Aim of the task >> Without the pictures, set down the records below word for word.

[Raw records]
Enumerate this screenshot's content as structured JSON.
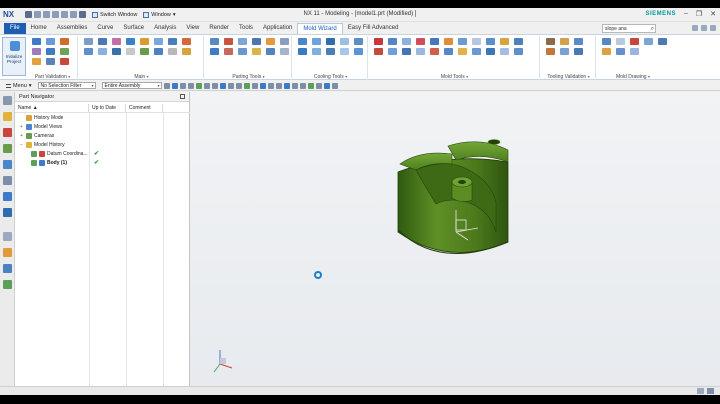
{
  "titlebar": {
    "logo": "NX",
    "switch_window_label": "Switch Window",
    "window_menu_label": "Window",
    "title": "NX 11 - Modeling - [model1.prt (Modified) ]",
    "brand": "SIEMENS"
  },
  "ribbon_tabs": [
    "File",
    "Home",
    "Assemblies",
    "Curve",
    "Surface",
    "Analysis",
    "View",
    "Render",
    "Tools",
    "Application",
    "Mold Wizard",
    "Easy Fill Advanced"
  ],
  "active_tab": "Mold Wizard",
  "search": {
    "value": "slope ana"
  },
  "ribbon": {
    "initialize_project_label": "Initialize Project",
    "groups": [
      "Part Validation",
      "Main",
      "Parting Tools",
      "Cooling Tools",
      "Mold Tools",
      "Tooling Validation",
      "Mold Drawing"
    ]
  },
  "selection_bar": {
    "menu_label": "Menu",
    "selection_filter": "No Selection Filter",
    "scope": "Entire Assembly"
  },
  "part_navigator": {
    "title": "Part Navigator",
    "columns": [
      "Name",
      "Up to Date",
      "Comment"
    ],
    "rows": [
      {
        "label": "History Mode",
        "uptodate": ""
      },
      {
        "label": "Model Views",
        "uptodate": ""
      },
      {
        "label": "Cameras",
        "uptodate": ""
      },
      {
        "label": "Model History",
        "uptodate": ""
      },
      {
        "label": "Datum Coordina...",
        "uptodate": "✔"
      },
      {
        "label": "Body (1)",
        "uptodate": "✔"
      }
    ]
  },
  "colors": {
    "model_green": "#4d7a1c",
    "accent_blue": "#1c5eb0",
    "brand_teal": "#009999"
  }
}
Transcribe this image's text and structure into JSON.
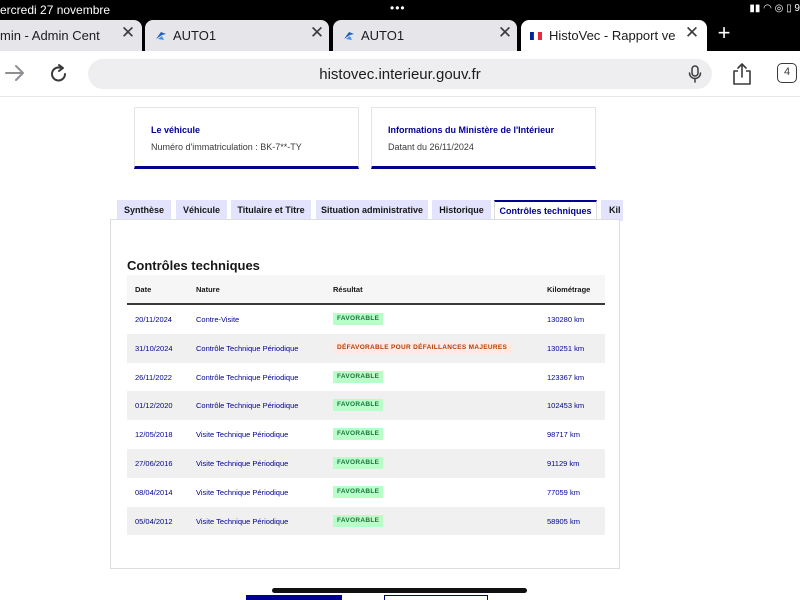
{
  "statusbar": {
    "date": "ercredi 27 novembre",
    "dots": "•••",
    "right": "▮▮ ◠ ◎ ▯ 9"
  },
  "browser": {
    "tabs": [
      {
        "title": "min - Admin Center",
        "close": "✕",
        "favicon": ""
      },
      {
        "title": "AUTO1",
        "close": "✕",
        "favicon": "auto1-logo-icon"
      },
      {
        "title": "AUTO1",
        "close": "✕",
        "favicon": "auto1-logo-icon"
      },
      {
        "title": "HistoVec - Rapport vendu",
        "close": "✕",
        "favicon": "french-flag-icon"
      }
    ],
    "new_tab": "+",
    "url": "histovec.interieur.gouv.fr",
    "tab_count": "4",
    "icons": [
      "forward-arrow-icon",
      "reload-icon",
      "microphone-icon",
      "share-icon",
      "tabs-icon"
    ]
  },
  "cards": {
    "vehicle": {
      "title": "Le véhicule",
      "text": "Numéro d'immatriculation : BK-7**-TY"
    },
    "ministry": {
      "title": "Informations du Ministère de l'Intérieur",
      "text": "Datant du 26/11/2024"
    }
  },
  "page_tabs": [
    {
      "label": "Synthèse",
      "active": false
    },
    {
      "label": "Véhicule",
      "active": false
    },
    {
      "label": "Titulaire et Titre",
      "active": false
    },
    {
      "label": "Situation administrative",
      "active": false
    },
    {
      "label": "Historique",
      "active": false
    },
    {
      "label": "Contrôles techniques",
      "active": true
    },
    {
      "label": "Kil",
      "active": false
    }
  ],
  "controls": {
    "title": "Contrôles techniques",
    "headers": {
      "date": "Date",
      "nature": "Nature",
      "result": "Résultat",
      "km": "Kilométrage"
    },
    "rows": [
      {
        "date": "20/11/2024",
        "nature": "Contre-Visite",
        "result": "FAVORABLE",
        "status": "ok",
        "km": "130280 km"
      },
      {
        "date": "31/10/2024",
        "nature": "Contrôle Technique Périodique",
        "result": "DÉFAVORABLE POUR DÉFAILLANCES MAJEURES",
        "status": "ko",
        "km": "130251 km"
      },
      {
        "date": "26/11/2022",
        "nature": "Contrôle Technique Périodique",
        "result": "FAVORABLE",
        "status": "ok",
        "km": "123367 km"
      },
      {
        "date": "01/12/2020",
        "nature": "Contrôle Technique Périodique",
        "result": "FAVORABLE",
        "status": "ok",
        "km": "102453 km"
      },
      {
        "date": "12/05/2018",
        "nature": "Visite Technique Périodique",
        "result": "FAVORABLE",
        "status": "ok",
        "km": "98717 km"
      },
      {
        "date": "27/06/2016",
        "nature": "Visite Technique Périodique",
        "result": "FAVORABLE",
        "status": "ok",
        "km": "91129 km"
      },
      {
        "date": "08/04/2014",
        "nature": "Visite Technique Périodique",
        "result": "FAVORABLE",
        "status": "ok",
        "km": "77059 km"
      },
      {
        "date": "05/04/2012",
        "nature": "Visite Technique Périodique",
        "result": "FAVORABLE",
        "status": "ok",
        "km": "58905 km"
      }
    ]
  },
  "colors": {
    "brand_blue": "#000091",
    "ok_bg": "#b8fec9",
    "ok_fg": "#18753c",
    "ko_bg": "#ffe9e6",
    "ko_fg": "#b34000"
  }
}
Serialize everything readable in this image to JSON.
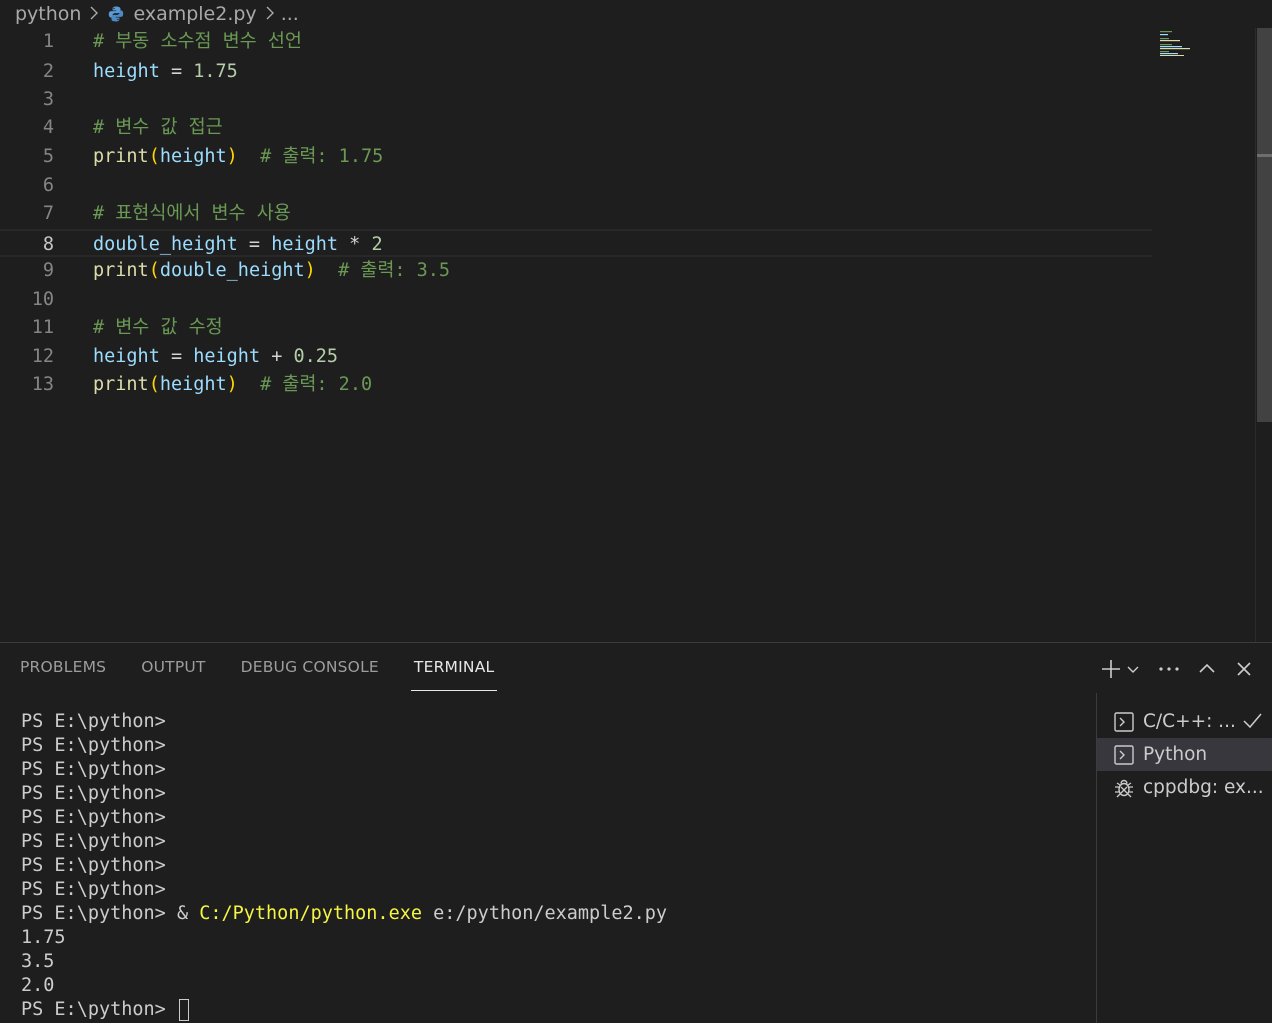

Exercise solution >>
Enumerate this screenshot's content as structured JSON.
{
  "titlebar": {
    "logo": "NX",
    "switch_window_label": "Switch Window",
    "window_menu_label": "Window",
    "title": "NX 11 - Modeling - [model1.prt (Modified) ]",
    "brand": "SIEMENS"
  },
  "ribbon_tabs": [
    "File",
    "Home",
    "Assemblies",
    "Curve",
    "Surface",
    "Analysis",
    "View",
    "Render",
    "Tools",
    "Application",
    "Mold Wizard",
    "Easy Fill Advanced"
  ],
  "active_tab": "Mold Wizard",
  "search": {
    "value": "slope ana"
  },
  "ribbon": {
    "initialize_project_label": "Initialize Project",
    "groups": [
      "Part Validation",
      "Main",
      "Parting Tools",
      "Cooling Tools",
      "Mold Tools",
      "Tooling Validation",
      "Mold Drawing"
    ]
  },
  "selection_bar": {
    "menu_label": "Menu",
    "selection_filter": "No Selection Filter",
    "scope": "Entire Assembly"
  },
  "part_navigator": {
    "title": "Part Navigator",
    "columns": [
      "Name",
      "Up to Date",
      "Comment"
    ],
    "rows": [
      {
        "label": "History Mode",
        "uptodate": ""
      },
      {
        "label": "Model Views",
        "uptodate": ""
      },
      {
        "label": "Cameras",
        "uptodate": ""
      },
      {
        "label": "Model History",
        "uptodate": ""
      },
      {
        "label": "Datum Coordina...",
        "uptodate": "✔"
      },
      {
        "label": "Body (1)",
        "uptodate": "✔"
      }
    ]
  },
  "colors": {
    "model_green": "#4d7a1c",
    "accent_blue": "#1c5eb0",
    "brand_teal": "#009999"
  }
}
Transcribe this image's text and structure into JSON.
{
  "statusbar": {
    "date": "ercredi 27 novembre",
    "dots": "•••",
    "right": "▮▮ ◠ ◎ ▯ 9"
  },
  "browser": {
    "tabs": [
      {
        "title": "min - Admin Center",
        "close": "✕",
        "favicon": ""
      },
      {
        "title": "AUTO1",
        "close": "✕",
        "favicon": "auto1-logo-icon"
      },
      {
        "title": "AUTO1",
        "close": "✕",
        "favicon": "auto1-logo-icon"
      },
      {
        "title": "HistoVec - Rapport vendu",
        "close": "✕",
        "favicon": "french-flag-icon"
      }
    ],
    "new_tab": "+",
    "url": "histovec.interieur.gouv.fr",
    "tab_count": "4",
    "icons": [
      "forward-arrow-icon",
      "reload-icon",
      "microphone-icon",
      "share-icon",
      "tabs-icon"
    ]
  },
  "cards": {
    "vehicle": {
      "title": "Le véhicule",
      "text": "Numéro d'immatriculation : BK-7**-TY"
    },
    "ministry": {
      "title": "Informations du Ministère de l'Intérieur",
      "text": "Datant du 26/11/2024"
    }
  },
  "page_tabs": [
    {
      "label": "Synthèse",
      "active": false
    },
    {
      "label": "Véhicule",
      "active": false
    },
    {
      "label": "Titulaire et Titre",
      "active": false
    },
    {
      "label": "Situation administrative",
      "active": false
    },
    {
      "label": "Historique",
      "active": false
    },
    {
      "label": "Contrôles techniques",
      "active": true
    },
    {
      "label": "Kil",
      "active": false
    }
  ],
  "controls": {
    "title": "Contrôles techniques",
    "headers": {
      "date": "Date",
      "nature": "Nature",
      "result": "Résultat",
      "km": "Kilométrage"
    },
    "rows": [
      {
        "date": "20/11/2024",
        "nature": "Contre-Visite",
        "result": "FAVORABLE",
        "status": "ok",
        "km": "130280 km"
      },
      {
        "date": "31/10/2024",
        "nature": "Contrôle Technique Périodique",
        "result": "DÉFAVORABLE POUR DÉFAILLANCES MAJEURES",
        "status": "ko",
        "km": "130251 km"
      },
      {
        "date": "26/11/2022",
        "nature": "Contrôle Technique Périodique",
        "result": "FAVORABLE",
        "status": "ok",
        "km": "123367 km"
      },
      {
        "date": "01/12/2020",
        "nature": "Contrôle Technique Périodique",
        "result": "FAVORABLE",
        "status": "ok",
        "km": "102453 km"
      },
      {
        "date": "12/05/2018",
        "nature": "Visite Technique Périodique",
        "result": "FAVORABLE",
        "status": "ok",
        "km": "98717 km"
      },
      {
        "date": "27/06/2016",
        "nature": "Visite Technique Périodique",
        "result": "FAVORABLE",
        "status": "ok",
        "km": "91129 km"
      },
      {
        "date": "08/04/2014",
        "nature": "Visite Technique Périodique",
        "result": "FAVORABLE",
        "status": "ok",
        "km": "77059 km"
      },
      {
        "date": "05/04/2012",
        "nature": "Visite Technique Périodique",
        "result": "FAVORABLE",
        "status": "ok",
        "km": "58905 km"
      }
    ]
  },
  "colors": {
    "brand_blue": "#000091",
    "ok_bg": "#b8fec9",
    "ok_fg": "#18753c",
    "ko_bg": "#ffe9e6",
    "ko_fg": "#b34000"
  }
}
Serialize everything readable in this image to JSON.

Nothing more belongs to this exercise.